Filter the lines below, copying only those with the string "this".
-- Begin Records supplied --
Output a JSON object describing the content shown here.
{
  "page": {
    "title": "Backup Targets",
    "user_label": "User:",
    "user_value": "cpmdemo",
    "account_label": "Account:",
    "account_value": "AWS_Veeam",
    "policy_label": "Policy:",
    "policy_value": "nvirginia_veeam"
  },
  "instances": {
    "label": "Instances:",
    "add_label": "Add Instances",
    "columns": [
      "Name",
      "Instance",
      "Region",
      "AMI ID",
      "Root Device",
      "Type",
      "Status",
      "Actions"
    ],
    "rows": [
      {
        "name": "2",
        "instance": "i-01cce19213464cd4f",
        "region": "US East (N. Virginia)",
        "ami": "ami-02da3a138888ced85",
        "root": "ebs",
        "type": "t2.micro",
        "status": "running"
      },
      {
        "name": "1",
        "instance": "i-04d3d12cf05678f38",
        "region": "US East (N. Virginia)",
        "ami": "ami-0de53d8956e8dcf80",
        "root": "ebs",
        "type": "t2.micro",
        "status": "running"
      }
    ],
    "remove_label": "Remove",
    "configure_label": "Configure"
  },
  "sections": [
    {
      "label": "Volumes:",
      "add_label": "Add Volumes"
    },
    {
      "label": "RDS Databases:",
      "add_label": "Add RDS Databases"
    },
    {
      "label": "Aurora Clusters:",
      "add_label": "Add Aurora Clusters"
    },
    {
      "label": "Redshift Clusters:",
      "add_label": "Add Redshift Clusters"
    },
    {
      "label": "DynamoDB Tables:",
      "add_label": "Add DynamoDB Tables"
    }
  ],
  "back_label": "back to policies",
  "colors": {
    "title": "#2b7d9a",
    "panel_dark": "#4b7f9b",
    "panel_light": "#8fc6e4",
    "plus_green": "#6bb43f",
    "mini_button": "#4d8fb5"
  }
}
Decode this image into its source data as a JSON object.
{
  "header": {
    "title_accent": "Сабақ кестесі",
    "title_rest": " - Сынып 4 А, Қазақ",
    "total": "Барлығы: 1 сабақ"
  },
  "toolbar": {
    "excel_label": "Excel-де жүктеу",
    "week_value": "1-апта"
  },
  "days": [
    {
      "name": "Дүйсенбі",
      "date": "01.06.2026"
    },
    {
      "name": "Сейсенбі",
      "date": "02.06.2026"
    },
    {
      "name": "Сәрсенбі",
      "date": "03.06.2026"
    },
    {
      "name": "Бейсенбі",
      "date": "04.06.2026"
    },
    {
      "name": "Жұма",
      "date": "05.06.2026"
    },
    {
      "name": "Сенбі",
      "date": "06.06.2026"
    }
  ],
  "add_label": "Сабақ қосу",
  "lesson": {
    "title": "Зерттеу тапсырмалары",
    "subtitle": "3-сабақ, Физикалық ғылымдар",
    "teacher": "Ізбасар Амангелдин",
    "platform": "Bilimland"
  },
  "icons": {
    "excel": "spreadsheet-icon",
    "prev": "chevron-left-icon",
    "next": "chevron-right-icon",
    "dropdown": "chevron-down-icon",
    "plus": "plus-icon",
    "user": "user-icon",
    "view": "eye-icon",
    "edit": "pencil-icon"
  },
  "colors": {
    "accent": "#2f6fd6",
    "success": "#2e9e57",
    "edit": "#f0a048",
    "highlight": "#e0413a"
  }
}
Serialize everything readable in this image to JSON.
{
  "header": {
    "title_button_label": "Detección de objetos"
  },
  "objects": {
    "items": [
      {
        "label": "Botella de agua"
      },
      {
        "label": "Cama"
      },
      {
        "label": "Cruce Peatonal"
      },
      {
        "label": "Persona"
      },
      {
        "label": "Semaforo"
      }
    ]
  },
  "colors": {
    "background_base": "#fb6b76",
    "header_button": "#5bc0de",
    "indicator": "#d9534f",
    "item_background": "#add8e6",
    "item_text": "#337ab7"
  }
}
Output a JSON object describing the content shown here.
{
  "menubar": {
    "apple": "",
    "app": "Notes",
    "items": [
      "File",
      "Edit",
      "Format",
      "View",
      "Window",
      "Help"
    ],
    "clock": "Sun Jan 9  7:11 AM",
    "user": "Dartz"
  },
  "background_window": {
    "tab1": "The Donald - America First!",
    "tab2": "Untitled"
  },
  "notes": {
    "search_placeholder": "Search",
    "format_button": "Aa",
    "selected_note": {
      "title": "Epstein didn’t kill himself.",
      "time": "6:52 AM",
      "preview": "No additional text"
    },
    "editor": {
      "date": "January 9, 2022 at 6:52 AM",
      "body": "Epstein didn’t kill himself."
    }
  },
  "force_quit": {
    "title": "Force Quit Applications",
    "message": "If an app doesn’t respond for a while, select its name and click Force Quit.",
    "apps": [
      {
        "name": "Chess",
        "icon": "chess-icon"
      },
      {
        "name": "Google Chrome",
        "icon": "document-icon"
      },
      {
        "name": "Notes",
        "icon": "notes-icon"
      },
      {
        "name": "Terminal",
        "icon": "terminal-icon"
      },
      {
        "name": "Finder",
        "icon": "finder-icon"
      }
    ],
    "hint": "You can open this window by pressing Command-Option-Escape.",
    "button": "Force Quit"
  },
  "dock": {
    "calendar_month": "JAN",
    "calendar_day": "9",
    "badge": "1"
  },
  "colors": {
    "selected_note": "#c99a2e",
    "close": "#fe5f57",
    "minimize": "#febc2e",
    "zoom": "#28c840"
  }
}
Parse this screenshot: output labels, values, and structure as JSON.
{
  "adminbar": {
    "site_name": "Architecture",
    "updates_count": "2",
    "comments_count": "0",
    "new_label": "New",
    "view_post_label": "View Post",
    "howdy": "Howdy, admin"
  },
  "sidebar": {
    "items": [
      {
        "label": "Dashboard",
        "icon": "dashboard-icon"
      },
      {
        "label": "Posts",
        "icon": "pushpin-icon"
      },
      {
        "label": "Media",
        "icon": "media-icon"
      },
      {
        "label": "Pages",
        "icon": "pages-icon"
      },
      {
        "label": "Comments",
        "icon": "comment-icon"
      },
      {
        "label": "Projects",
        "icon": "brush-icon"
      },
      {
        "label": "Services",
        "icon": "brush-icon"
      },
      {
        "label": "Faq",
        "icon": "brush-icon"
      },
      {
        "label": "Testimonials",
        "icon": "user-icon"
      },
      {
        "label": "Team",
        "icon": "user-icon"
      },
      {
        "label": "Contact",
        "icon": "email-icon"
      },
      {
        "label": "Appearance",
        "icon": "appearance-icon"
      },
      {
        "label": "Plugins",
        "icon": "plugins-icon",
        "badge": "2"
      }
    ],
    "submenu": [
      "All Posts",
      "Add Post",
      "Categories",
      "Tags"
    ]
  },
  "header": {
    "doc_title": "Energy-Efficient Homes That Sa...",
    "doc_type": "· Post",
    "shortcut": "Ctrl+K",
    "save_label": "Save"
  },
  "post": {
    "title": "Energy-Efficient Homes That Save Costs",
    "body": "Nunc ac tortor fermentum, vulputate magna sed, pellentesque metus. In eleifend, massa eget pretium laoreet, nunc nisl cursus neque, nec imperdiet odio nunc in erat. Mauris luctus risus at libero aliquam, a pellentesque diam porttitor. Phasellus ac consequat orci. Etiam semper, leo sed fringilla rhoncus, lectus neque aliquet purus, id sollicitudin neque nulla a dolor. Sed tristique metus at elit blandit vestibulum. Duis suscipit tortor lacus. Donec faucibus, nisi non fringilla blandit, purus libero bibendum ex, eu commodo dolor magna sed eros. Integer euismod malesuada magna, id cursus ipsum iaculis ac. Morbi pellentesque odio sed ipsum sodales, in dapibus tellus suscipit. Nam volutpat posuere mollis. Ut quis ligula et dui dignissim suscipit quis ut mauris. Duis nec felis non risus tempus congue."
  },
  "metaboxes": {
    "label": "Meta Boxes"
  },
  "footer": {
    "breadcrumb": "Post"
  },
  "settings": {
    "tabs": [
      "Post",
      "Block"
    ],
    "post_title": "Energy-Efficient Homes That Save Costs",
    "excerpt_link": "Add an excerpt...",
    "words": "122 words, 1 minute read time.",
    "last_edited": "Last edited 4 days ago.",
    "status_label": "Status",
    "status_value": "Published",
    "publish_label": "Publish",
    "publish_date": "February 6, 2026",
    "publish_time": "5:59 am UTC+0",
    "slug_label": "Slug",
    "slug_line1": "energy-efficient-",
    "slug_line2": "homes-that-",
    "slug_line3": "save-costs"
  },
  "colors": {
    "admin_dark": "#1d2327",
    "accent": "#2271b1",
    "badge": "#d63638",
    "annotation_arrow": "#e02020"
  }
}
-- End Records supplied --
(Exercise output)
Decode this image into its source data as a JSON object.
Serialize everything readable in this image to JSON.
    "hint": "You can open this window by pressing Command-Option-Escape.",
Parse this screenshot: output labels, values, and structure as JSON.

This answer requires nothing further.